WHAT YOU HAVE TO DO: Go through the records below line by line, counting those that contain the word "name"; answer with the count only.

EXERCISE INPUT:
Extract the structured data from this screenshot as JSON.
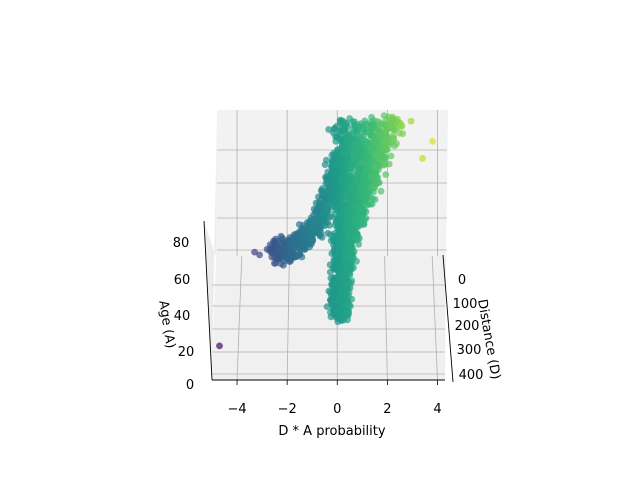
{
  "chart_data": {
    "type": "scatter",
    "projection": "3d",
    "title": "",
    "xlabel": "D * A probability",
    "ylabel": "Distance (D)",
    "zlabel": "Age (A)",
    "xlim": [
      -5,
      4.3
    ],
    "ylim": [
      -60,
      420
    ],
    "zlim": [
      0,
      95
    ],
    "x_ticks": [
      -4,
      -2,
      0,
      2,
      4
    ],
    "y_ticks": [
      0,
      100,
      200,
      300,
      400
    ],
    "z_ticks": [
      0,
      20,
      40,
      60,
      80
    ],
    "x_tick_labels": [
      "−4",
      "−2",
      "0",
      "2",
      "4"
    ],
    "y_tick_labels": [
      "0",
      "100",
      "200",
      "300",
      "400"
    ],
    "z_tick_labels": [
      "0",
      "20",
      "40",
      "60",
      "80"
    ],
    "grid": true,
    "legend": "none",
    "colormap": "viridis",
    "color_by": "x",
    "pane_color": "#f2f2f2",
    "grid_color": "#b0b0b0",
    "point_alpha": 0.7,
    "cluster": {
      "description_free_parameters": true,
      "core_x_range": [
        -0.3,
        3.2
      ],
      "core_age_range": [
        20,
        95
      ],
      "core_distance_range": [
        0,
        300
      ],
      "tail_points": [
        {
          "x": -4.7,
          "age": 12
        },
        {
          "x": -3.3,
          "age": 45
        },
        {
          "x": -3.1,
          "age": 44
        },
        {
          "x": -2.8,
          "age": 46
        },
        {
          "x": -2.6,
          "age": 47
        },
        {
          "x": -2.2,
          "age": 50
        },
        {
          "x": -1.5,
          "age": 45
        },
        {
          "x": 3.8,
          "age": 84
        },
        {
          "x": 3.4,
          "age": 78
        }
      ]
    }
  }
}
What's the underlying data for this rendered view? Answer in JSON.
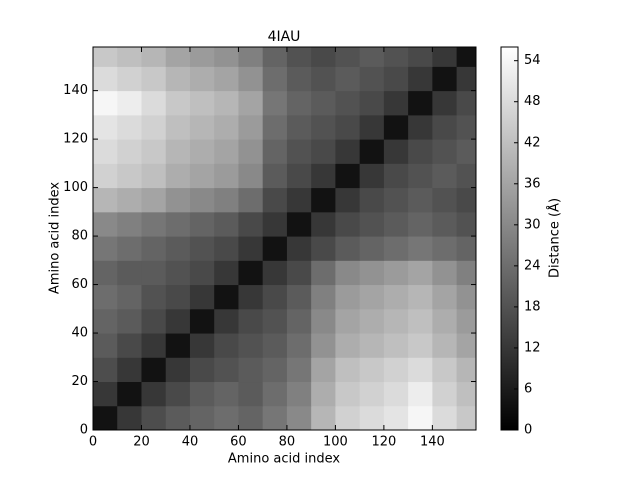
{
  "chart_data": {
    "type": "heatmap",
    "title": "4IAU",
    "x_label": "Amino acid index",
    "y_label": "Amino acid index",
    "xbins": [
      0,
      10,
      20,
      30,
      40,
      50,
      60,
      70,
      80,
      90,
      100,
      110,
      120,
      130,
      140,
      150,
      158
    ],
    "ybins": [
      0,
      10,
      20,
      30,
      40,
      50,
      60,
      70,
      80,
      90,
      100,
      110,
      120,
      130,
      140,
      150,
      158
    ],
    "values": [
      [
        4,
        12,
        17,
        20,
        22,
        24,
        22,
        26,
        30,
        40,
        46,
        48,
        50,
        54,
        48,
        44
      ],
      [
        12,
        4,
        12,
        16,
        20,
        22,
        20,
        24,
        28,
        38,
        44,
        46,
        48,
        52,
        46,
        42
      ],
      [
        17,
        12,
        4,
        12,
        16,
        18,
        20,
        22,
        26,
        36,
        42,
        44,
        46,
        48,
        44,
        40
      ],
      [
        20,
        16,
        12,
        4,
        12,
        16,
        18,
        20,
        24,
        32,
        38,
        40,
        42,
        44,
        40,
        36
      ],
      [
        22,
        20,
        16,
        12,
        4,
        12,
        16,
        18,
        22,
        30,
        36,
        38,
        40,
        42,
        38,
        34
      ],
      [
        24,
        22,
        18,
        16,
        12,
        4,
        12,
        16,
        20,
        28,
        34,
        36,
        38,
        40,
        36,
        32
      ],
      [
        22,
        20,
        20,
        18,
        16,
        12,
        4,
        12,
        16,
        24,
        30,
        32,
        34,
        36,
        32,
        28
      ],
      [
        26,
        24,
        22,
        20,
        18,
        16,
        12,
        4,
        12,
        16,
        20,
        22,
        24,
        26,
        24,
        22
      ],
      [
        30,
        28,
        26,
        24,
        22,
        20,
        16,
        12,
        4,
        12,
        16,
        18,
        20,
        22,
        20,
        18
      ],
      [
        40,
        38,
        36,
        32,
        30,
        28,
        24,
        16,
        12,
        4,
        12,
        16,
        18,
        20,
        18,
        16
      ],
      [
        46,
        44,
        42,
        38,
        36,
        34,
        30,
        20,
        16,
        12,
        4,
        12,
        16,
        18,
        20,
        18
      ],
      [
        48,
        46,
        44,
        40,
        38,
        36,
        32,
        22,
        18,
        16,
        12,
        4,
        12,
        16,
        18,
        20
      ],
      [
        50,
        48,
        46,
        42,
        40,
        38,
        34,
        24,
        20,
        18,
        16,
        12,
        4,
        12,
        16,
        18
      ],
      [
        54,
        52,
        48,
        44,
        42,
        40,
        36,
        26,
        22,
        20,
        18,
        16,
        12,
        4,
        12,
        16
      ],
      [
        48,
        46,
        44,
        40,
        38,
        36,
        32,
        24,
        20,
        18,
        20,
        18,
        16,
        12,
        4,
        12
      ],
      [
        44,
        42,
        40,
        36,
        34,
        32,
        28,
        22,
        18,
        16,
        18,
        20,
        18,
        16,
        12,
        4
      ]
    ],
    "xlim": [
      0,
      158
    ],
    "ylim": [
      0,
      158
    ],
    "xticks": [
      0,
      20,
      40,
      60,
      80,
      100,
      120,
      140
    ],
    "yticks": [
      0,
      20,
      40,
      60,
      80,
      100,
      120,
      140
    ],
    "colormap": "gray",
    "zlim": [
      0,
      56
    ],
    "zticks": [
      0,
      6,
      12,
      18,
      24,
      30,
      36,
      42,
      48,
      54
    ],
    "colorbar_label": "Distance (Å)"
  }
}
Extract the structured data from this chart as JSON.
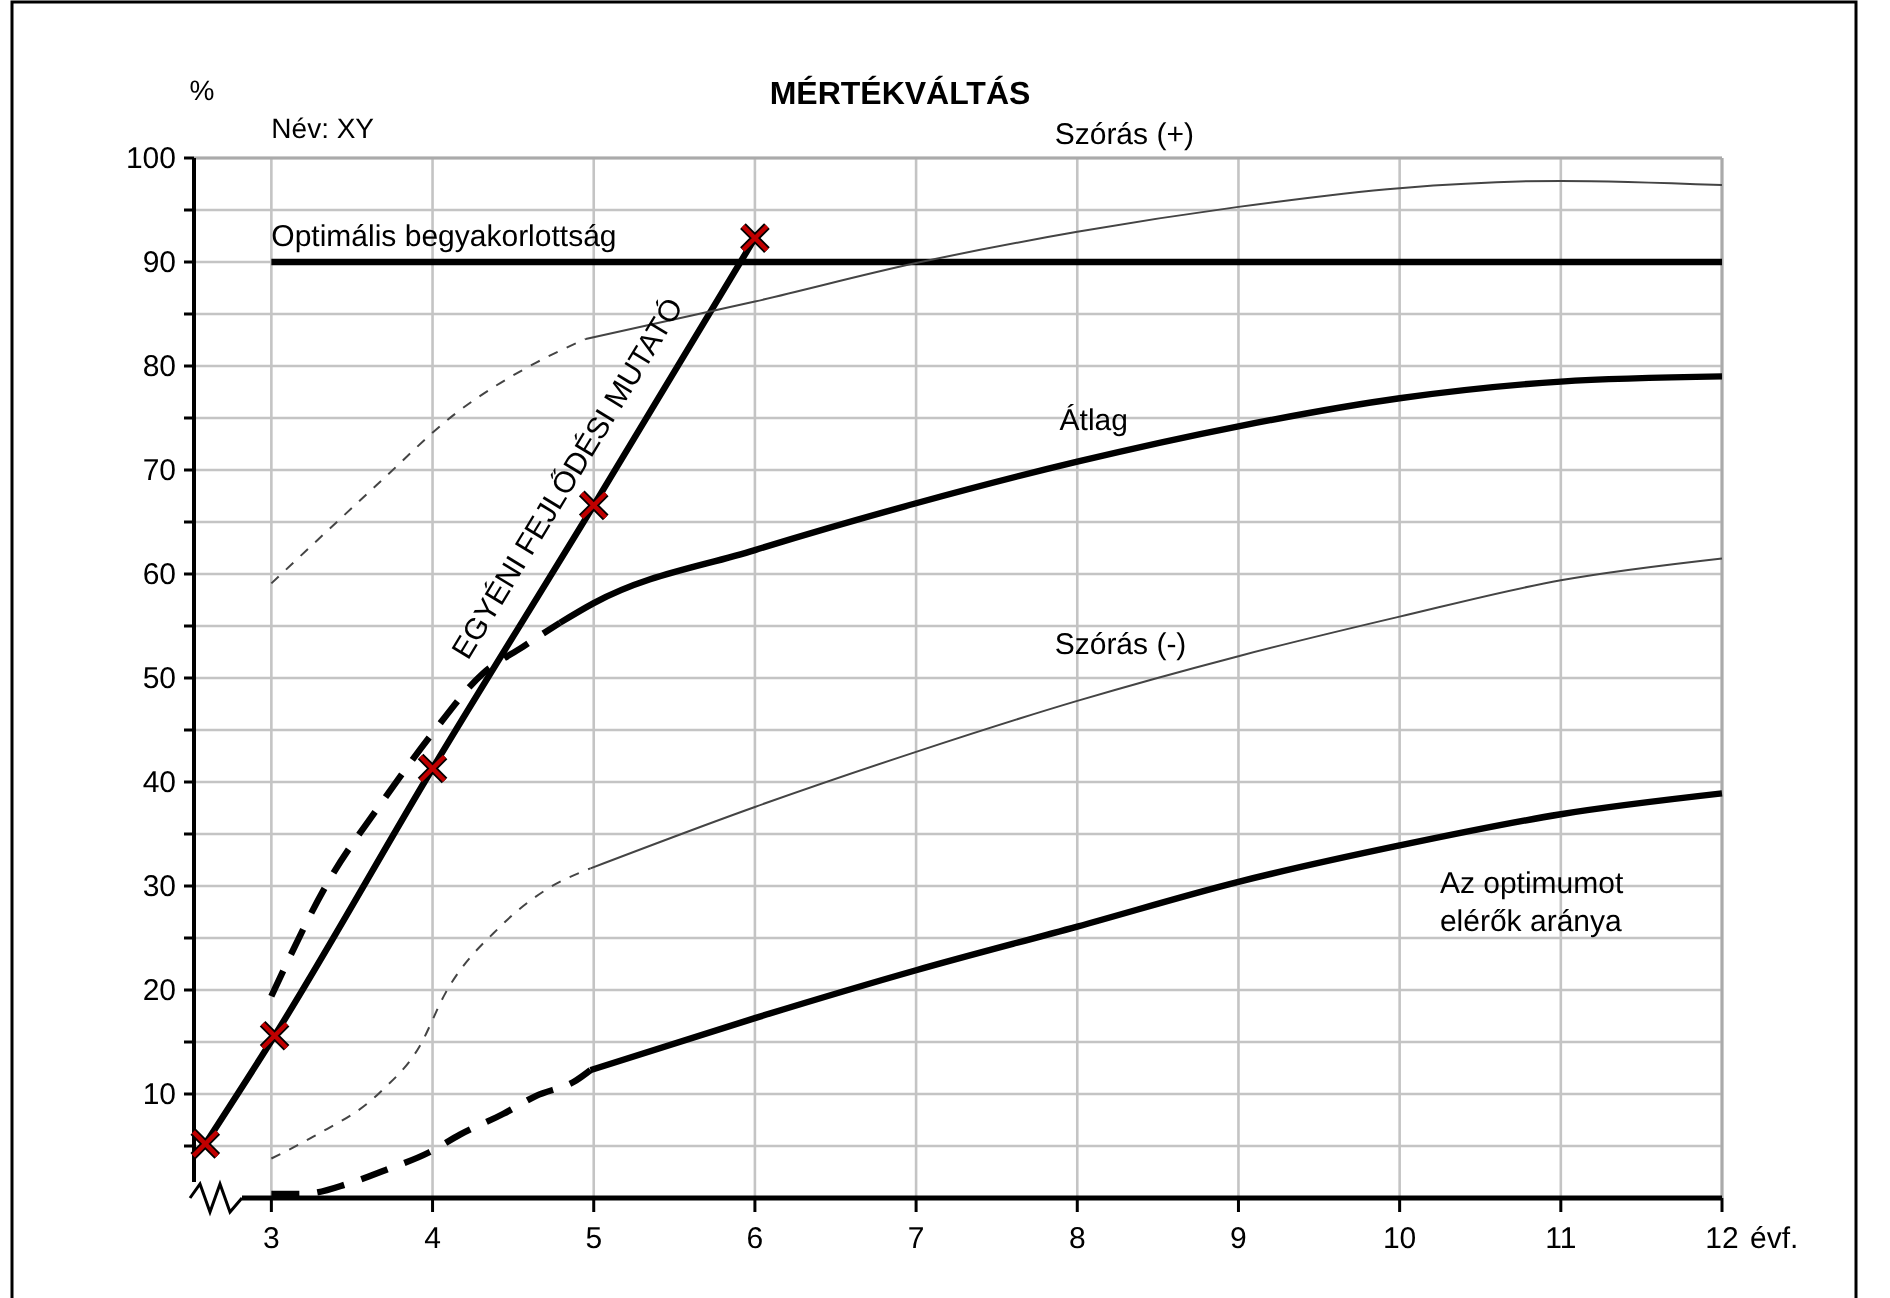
{
  "chart_data": {
    "type": "line",
    "title": "MÉRTÉKVÁLTÁS",
    "xlabel": "évf.",
    "ylabel": "%",
    "annotations": [
      "Név: XY"
    ],
    "xlim": [
      2.52,
      12
    ],
    "xticks": [
      3,
      4,
      5,
      6,
      7,
      8,
      9,
      10,
      11,
      12
    ],
    "ylim": [
      0,
      100
    ],
    "yticks": [
      {
        "value": 5,
        "label": null
      },
      10,
      {
        "value": 15,
        "label": null
      },
      20,
      {
        "value": 25,
        "label": null
      },
      30,
      {
        "value": 35,
        "label": null
      },
      40,
      {
        "value": 45,
        "label": null
      },
      50,
      {
        "value": 55,
        "label": null
      },
      60,
      {
        "value": 65,
        "label": null
      },
      70,
      {
        "value": 75,
        "label": null
      },
      80,
      {
        "value": 85,
        "label": null
      },
      90,
      {
        "value": 95,
        "label": null
      },
      100
    ],
    "grid": true,
    "legend": false,
    "series": [
      {
        "name": "Optimális begyakorlottság",
        "color": "#000000",
        "x": [
          3,
          12
        ],
        "values": [
          90,
          90
        ]
      },
      {
        "name": "EGYÉNI FEJLŐDÉSI MUTATÓ",
        "color": "#000000",
        "marker": "cross",
        "x": [
          2.59,
          3.02,
          4,
          5,
          6
        ],
        "values": [
          5.2,
          15.6,
          41.3,
          66.6,
          92.3
        ]
      },
      {
        "type": "scatter",
        "marker": "cross",
        "color": "#c00000",
        "x": [
          2.59,
          3.02,
          4,
          5,
          6
        ],
        "values": [
          5.2,
          15.6,
          41.3,
          66.6,
          92.3
        ]
      },
      {
        "color": "#000000",
        "line_style": "dashed",
        "x": [
          3,
          3.36,
          3.67,
          4,
          4.31,
          4.56,
          4.79
        ],
        "values": [
          19.4,
          30.6,
          37.7,
          44.7,
          50.4,
          53,
          55.3
        ]
      },
      {
        "name": "Átlag",
        "color": "#000000",
        "x": [
          4.79,
          5,
          6,
          7,
          8,
          9,
          10,
          11,
          12
        ],
        "values": [
          55.3,
          57.2,
          62.3,
          66.8,
          70.8,
          74.2,
          76.9,
          78.5,
          79
        ]
      },
      {
        "color": "#444444",
        "line_style": "dashed",
        "x": [
          3,
          3.65,
          4.14,
          4.64,
          4.95
        ],
        "values": [
          59.1,
          68.5,
          75.4,
          80.3,
          82.6
        ]
      },
      {
        "name": "Szórás (+)",
        "color": "#444444",
        "x": [
          4.95,
          6,
          7,
          8,
          9,
          10,
          11,
          12
        ],
        "values": [
          82.6,
          86.2,
          89.9,
          92.9,
          95.3,
          97.1,
          97.8,
          97.4
        ]
      },
      {
        "color": "#444444",
        "line_style": "dashed",
        "x": [
          3,
          3.26,
          3.67,
          3.92,
          4.08,
          4.42,
          4.7,
          4.98
        ],
        "values": [
          3.8,
          5.9,
          10.1,
          14.6,
          19.7,
          26.1,
          29.6,
          31.7
        ]
      },
      {
        "name": "Szórás (-)",
        "color": "#444444",
        "x": [
          4.98,
          6,
          7,
          8,
          9,
          10,
          11,
          12
        ],
        "values": [
          31.7,
          37.6,
          42.9,
          47.8,
          52.1,
          55.9,
          59.4,
          61.5
        ]
      },
      {
        "color": "#000000",
        "line_style": "dashed",
        "x": [
          3,
          3.2,
          3.48,
          3.71,
          3.98,
          4.17,
          4.44,
          4.64,
          4.89,
          4.98
        ],
        "values": [
          0.4,
          0.4,
          1.4,
          2.7,
          4.4,
          6.1,
          8.1,
          9.8,
          11.3,
          12.3
        ]
      },
      {
        "name": "Az optimumot elérők aránya",
        "color": "#000000",
        "x": [
          4.98,
          6,
          7,
          8,
          9,
          10,
          11,
          12
        ],
        "values": [
          12.3,
          17.3,
          21.9,
          26.1,
          30.4,
          33.9,
          36.9,
          38.9
        ]
      }
    ]
  }
}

EXERCISE ANSWER: 6